Show all lines from the data that include the word "学情估计".

## begin

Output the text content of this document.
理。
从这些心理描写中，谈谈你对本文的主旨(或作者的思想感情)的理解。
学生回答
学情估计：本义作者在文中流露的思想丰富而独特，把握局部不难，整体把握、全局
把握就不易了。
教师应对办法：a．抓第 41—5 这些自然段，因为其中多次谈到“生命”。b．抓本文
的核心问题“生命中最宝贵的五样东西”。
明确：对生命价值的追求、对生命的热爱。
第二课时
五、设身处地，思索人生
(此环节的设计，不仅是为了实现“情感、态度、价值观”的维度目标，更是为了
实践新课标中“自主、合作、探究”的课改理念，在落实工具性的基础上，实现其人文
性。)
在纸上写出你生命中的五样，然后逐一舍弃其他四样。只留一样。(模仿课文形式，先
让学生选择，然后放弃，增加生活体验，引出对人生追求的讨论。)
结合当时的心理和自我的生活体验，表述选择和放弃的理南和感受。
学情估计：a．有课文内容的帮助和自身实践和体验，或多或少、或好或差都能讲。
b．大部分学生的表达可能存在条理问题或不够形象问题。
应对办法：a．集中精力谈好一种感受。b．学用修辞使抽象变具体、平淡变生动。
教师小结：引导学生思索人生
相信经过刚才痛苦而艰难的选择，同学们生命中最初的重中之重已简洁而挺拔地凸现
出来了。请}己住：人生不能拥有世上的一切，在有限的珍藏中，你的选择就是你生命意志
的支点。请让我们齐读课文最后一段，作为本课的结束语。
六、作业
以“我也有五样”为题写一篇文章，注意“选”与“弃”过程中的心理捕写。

## end

→ EXPECTED ANSWER
学情估计：本义作者在文中流露的思想丰富而独特，把握局部不难，整体把握、全局
学情估计：a．有课文内容的帮助和自身实践和体验，或多或少、或好或差都能讲。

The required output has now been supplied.